== Stated task ==
Write every record out again exactly as given.

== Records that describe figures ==
....................

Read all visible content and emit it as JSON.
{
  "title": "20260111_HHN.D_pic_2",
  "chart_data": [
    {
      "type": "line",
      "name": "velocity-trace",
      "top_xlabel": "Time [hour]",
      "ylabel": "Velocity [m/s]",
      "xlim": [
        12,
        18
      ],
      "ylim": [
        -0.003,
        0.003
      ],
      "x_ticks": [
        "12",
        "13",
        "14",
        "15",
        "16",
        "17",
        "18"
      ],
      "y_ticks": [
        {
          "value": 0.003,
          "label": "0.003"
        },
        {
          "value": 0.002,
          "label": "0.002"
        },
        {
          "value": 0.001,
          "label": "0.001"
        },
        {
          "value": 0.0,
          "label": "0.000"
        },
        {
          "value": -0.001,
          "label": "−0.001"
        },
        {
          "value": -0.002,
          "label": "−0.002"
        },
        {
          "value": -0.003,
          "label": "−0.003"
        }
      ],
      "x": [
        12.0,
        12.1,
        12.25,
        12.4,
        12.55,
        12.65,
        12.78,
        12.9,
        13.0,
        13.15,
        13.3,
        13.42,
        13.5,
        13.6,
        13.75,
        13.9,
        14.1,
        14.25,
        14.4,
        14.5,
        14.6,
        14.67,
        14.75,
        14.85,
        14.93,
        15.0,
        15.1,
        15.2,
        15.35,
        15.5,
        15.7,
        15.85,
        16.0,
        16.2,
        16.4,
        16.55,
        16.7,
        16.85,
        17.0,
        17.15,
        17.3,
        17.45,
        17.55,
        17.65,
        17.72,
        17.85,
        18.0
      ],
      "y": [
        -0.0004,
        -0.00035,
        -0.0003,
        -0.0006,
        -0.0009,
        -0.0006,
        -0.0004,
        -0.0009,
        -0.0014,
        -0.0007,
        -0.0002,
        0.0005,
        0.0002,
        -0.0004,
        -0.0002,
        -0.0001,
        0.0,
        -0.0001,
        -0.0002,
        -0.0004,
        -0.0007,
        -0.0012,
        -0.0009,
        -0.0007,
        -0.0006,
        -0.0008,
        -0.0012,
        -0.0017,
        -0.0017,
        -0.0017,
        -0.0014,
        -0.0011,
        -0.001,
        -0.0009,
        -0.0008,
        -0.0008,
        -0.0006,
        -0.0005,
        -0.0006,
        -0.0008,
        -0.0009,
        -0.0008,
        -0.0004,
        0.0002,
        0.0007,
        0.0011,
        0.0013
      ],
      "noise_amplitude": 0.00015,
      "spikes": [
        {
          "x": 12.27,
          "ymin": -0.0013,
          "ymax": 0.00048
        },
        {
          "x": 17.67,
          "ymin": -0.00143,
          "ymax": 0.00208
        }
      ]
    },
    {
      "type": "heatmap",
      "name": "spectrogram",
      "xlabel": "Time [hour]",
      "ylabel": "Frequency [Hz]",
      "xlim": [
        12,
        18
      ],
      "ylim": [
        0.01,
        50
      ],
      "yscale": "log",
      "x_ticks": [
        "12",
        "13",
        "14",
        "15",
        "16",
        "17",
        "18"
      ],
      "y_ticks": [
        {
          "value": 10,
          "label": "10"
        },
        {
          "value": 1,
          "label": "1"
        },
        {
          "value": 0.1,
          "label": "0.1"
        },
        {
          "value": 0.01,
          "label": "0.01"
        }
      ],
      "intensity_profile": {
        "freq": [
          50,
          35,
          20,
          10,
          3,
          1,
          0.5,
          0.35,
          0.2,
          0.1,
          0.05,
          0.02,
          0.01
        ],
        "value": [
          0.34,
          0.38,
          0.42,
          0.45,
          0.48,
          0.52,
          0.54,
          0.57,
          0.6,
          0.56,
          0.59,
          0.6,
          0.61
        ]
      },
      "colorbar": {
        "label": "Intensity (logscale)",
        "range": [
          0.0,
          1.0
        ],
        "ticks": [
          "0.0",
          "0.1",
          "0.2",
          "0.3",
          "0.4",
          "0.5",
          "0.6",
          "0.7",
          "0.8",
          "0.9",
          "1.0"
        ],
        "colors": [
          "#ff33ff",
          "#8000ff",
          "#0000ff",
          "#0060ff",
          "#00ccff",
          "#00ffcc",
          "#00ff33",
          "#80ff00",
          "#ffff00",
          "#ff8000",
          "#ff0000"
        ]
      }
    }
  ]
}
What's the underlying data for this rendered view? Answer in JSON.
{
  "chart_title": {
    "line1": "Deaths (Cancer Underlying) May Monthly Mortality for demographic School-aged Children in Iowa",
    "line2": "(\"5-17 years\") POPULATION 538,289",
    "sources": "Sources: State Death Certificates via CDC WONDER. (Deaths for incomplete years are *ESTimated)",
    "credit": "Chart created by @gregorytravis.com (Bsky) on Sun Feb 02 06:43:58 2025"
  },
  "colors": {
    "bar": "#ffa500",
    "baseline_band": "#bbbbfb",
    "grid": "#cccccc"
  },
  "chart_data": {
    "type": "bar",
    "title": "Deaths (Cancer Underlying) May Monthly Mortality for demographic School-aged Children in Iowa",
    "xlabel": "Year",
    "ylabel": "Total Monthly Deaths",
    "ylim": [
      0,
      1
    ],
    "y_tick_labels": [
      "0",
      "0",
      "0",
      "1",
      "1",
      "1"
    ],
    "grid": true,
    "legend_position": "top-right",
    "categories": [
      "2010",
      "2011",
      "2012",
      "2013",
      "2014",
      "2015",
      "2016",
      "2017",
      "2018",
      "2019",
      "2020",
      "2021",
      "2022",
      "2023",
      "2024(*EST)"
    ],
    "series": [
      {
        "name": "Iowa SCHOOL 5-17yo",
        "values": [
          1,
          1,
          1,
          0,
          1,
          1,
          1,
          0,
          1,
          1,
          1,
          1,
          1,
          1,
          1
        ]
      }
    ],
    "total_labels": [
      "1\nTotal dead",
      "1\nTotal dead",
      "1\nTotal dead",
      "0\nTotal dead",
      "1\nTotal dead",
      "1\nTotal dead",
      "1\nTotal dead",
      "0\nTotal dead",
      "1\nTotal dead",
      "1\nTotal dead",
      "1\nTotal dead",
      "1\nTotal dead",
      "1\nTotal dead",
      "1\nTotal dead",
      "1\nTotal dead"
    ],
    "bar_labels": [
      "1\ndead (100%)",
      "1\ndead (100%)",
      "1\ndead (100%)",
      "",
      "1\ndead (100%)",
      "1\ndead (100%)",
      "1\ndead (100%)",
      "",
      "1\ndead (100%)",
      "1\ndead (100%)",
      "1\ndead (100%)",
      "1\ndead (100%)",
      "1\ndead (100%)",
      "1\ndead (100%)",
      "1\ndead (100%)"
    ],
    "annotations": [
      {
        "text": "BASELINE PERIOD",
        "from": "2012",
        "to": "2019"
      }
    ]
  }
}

....................

== Expected answer ==
Read all visible content and emit it as JSON.
{
  "title": "20260111_HHN.D_pic_2",
  "chart_data": [
    {
      "type": "line",
      "name": "velocity-trace",
      "top_xlabel": "Time [hour]",
      "ylabel": "Velocity [m/s]",
      "xlim": [
        12,
        18
      ],
      "ylim": [
        -0.003,
        0.003
      ],
      "x_ticks": [
        "12",
        "13",
        "14",
        "15",
        "16",
        "17",
        "18"
      ],
      "y_ticks": [
        {
          "value": 0.003,
          "label": "0.003"
        },
        {
          "value": 0.002,
          "label": "0.002"
        },
        {
          "value": 0.001,
          "label": "0.001"
        },
        {
          "value": 0.0,
          "label": "0.000"
        },
        {
          "value": -0.001,
          "label": "−0.001"
        },
        {
          "value": -0.002,
          "label": "−0.002"
        },
        {
          "value": -0.003,
          "label": "−0.003"
        }
      ],
      "x": [
        12.0,
        12.1,
        12.25,
        12.4,
        12.55,
        12.65,
        12.78,
        12.9,
        13.0,
        13.15,
        13.3,
        13.42,
        13.5,
        13.6,
        13.75,
        13.9,
        14.1,
        14.25,
        14.4,
        14.5,
        14.6,
        14.67,
        14.75,
        14.85,
        14.93,
        15.0,
        15.1,
        15.2,
        15.35,
        15.5,
        15.7,
        15.85,
        16.0,
        16.2,
        16.4,
        16.55,
        16.7,
        16.85,
        17.0,
        17.15,
        17.3,
        17.45,
        17.55,
        17.65,
        17.72,
        17.85,
        18.0
      ],
      "y": [
        -0.0004,
        -0.00035,
        -0.0003,
        -0.0006,
        -0.0009,
        -0.0006,
        -0.0004,
        -0.0009,
        -0.0014,
        -0.0007,
        -0.0002,
        0.0005,
        0.0002,
        -0.0004,
        -0.0002,
        -0.0001,
        0.0,
        -0.0001,
        -0.0002,
        -0.0004,
        -0.0007,
        -0.0012,
        -0.0009,
        -0.0007,
        -0.0006,
        -0.0008,
        -0.0012,
        -0.0017,
        -0.0017,
        -0.0017,
        -0.0014,
        -0.0011,
        -0.001,
        -0.0009,
        -0.0008,
        -0.0008,
        -0.0006,
        -0.0005,
        -0.0006,
        -0.0008,
        -0.0009,
        -0.0008,
        -0.0004,
        0.0002,
        0.0007,
        0.0011,
        0.0013
      ],
      "noise_amplitude": 0.00015,
      "spikes": [
        {
          "x": 12.27,
          "ymin": -0.0013,
          "ymax": 0.00048
        },
        {
          "x": 17.67,
          "ymin": -0.00143,
          "ymax": 0.00208
        }
      ]
    },
    {
      "type": "heatmap",
      "name": "spectrogram",
      "xlabel": "Time [hour]",
      "ylabel": "Frequency [Hz]",
      "xlim": [
        12,
        18
      ],
      "ylim": [
        0.01,
        50
      ],
      "yscale": "log",
      "x_ticks": [
        "12",
        "13",
        "14",
        "15",
        "16",
        "17",
        "18"
      ],
      "y_ticks": [
        {
          "value": 10,
          "label": "10"
        },
        {
          "value": 1,
          "label": "1"
        },
        {
          "value": 0.1,
          "label": "0.1"
        },
        {
          "value": 0.01,
          "label": "0.01"
        }
      ],
      "intensity_profile": {
        "freq": [
          50,
          35,
          20,
          10,
          3,
          1,
          0.5,
          0.35,
          0.2,
          0.1,
          0.05,
          0.02,
          0.01
        ],
        "value": [
          0.34,
          0.38,
          0.42,
          0.45,
          0.48,
          0.52,
          0.54,
          0.57,
          0.6,
          0.56,
          0.59,
          0.6,
          0.61
        ]
      },
      "colorbar": {
        "label": "Intensity (logscale)",
        "range": [
          0.0,
          1.0
        ],
        "ticks": [
          "0.0",
          "0.1",
          "0.2",
          "0.3",
          "0.4",
          "0.5",
          "0.6",
          "0.7",
          "0.8",
          "0.9",
          "1.0"
        ],
        "colors": [
          "#ff33ff",
          "#8000ff",
          "#0000ff",
          "#0060ff",
          "#00ccff",
          "#00ffcc",
          "#00ff33",
          "#80ff00",
          "#ffff00",
          "#ff8000",
          "#ff0000"
        ]
      }
    }
  ]
}
What's the underlying data for this rendered view? Answer in JSON.
{
  "chart_title": {
    "line1": "Deaths (Cancer Underlying) May Monthly Mortality for demographic School-aged Children in Iowa",
    "line2": "(\"5-17 years\") POPULATION 538,289",
    "sources": "Sources: State Death Certificates via CDC WONDER. (Deaths for incomplete years are *ESTimated)",
    "credit": "Chart created by @gregorytravis.com (Bsky) on Sun Feb 02 06:43:58 2025"
  },
  "colors": {
    "bar": "#ffa500",
    "baseline_band": "#bbbbfb",
    "grid": "#cccccc"
  },
  "chart_data": {
    "type": "bar",
    "title": "Deaths (Cancer Underlying) May Monthly Mortality for demographic School-aged Children in Iowa",
    "xlabel": "Year",
    "ylabel": "Total Monthly Deaths",
    "ylim": [
      0,
      1
    ],
    "y_tick_labels": [
      "0",
      "0",
      "0",
      "1",
      "1",
      "1"
    ],
    "grid": true,
    "legend_position": "top-right",
    "categories": [
      "2010",
      "2011",
      "2012",
      "2013",
      "2014",
      "2015",
      "2016",
      "2017",
      "2018",
      "2019",
      "2020",
      "2021",
      "2022",
      "2023",
      "2024(*EST)"
    ],
    "series": [
      {
        "name": "Iowa SCHOOL 5-17yo",
        "values": [
          1,
          1,
          1,
          0,
          1,
          1,
          1,
          0,
          1,
          1,
          1,
          1,
          1,
          1,
          1
        ]
      }
    ],
    "total_labels": [
      "1\nTotal dead",
      "1\nTotal dead",
      "1\nTotal dead",
      "0\nTotal dead",
      "1\nTotal dead",
      "1\nTotal dead",
      "1\nTotal dead",
      "0\nTotal dead",
      "1\nTotal dead",
      "1\nTotal dead",
      "1\nTotal dead",
      "1\nTotal dead",
      "1\nTotal dead",
      "1\nTotal dead",
      "1\nTotal dead"
    ],
    "bar_labels": [
      "1\ndead (100%)",
      "1\ndead (100%)",
      "1\ndead (100%)",
      "",
      "1\ndead (100%)",
      "1\ndead (100%)",
      "1\ndead (100%)",
      "",
      "1\ndead (100%)",
      "1\ndead (100%)",
      "1\ndead (100%)",
      "1\ndead (100%)",
      "1\ndead (100%)",
      "1\ndead (100%)",
      "1\ndead (100%)"
    ],
    "annotations": [
      {
        "text": "BASELINE PERIOD",
        "from": "2012",
        "to": "2019"
      }
    ]
  }
}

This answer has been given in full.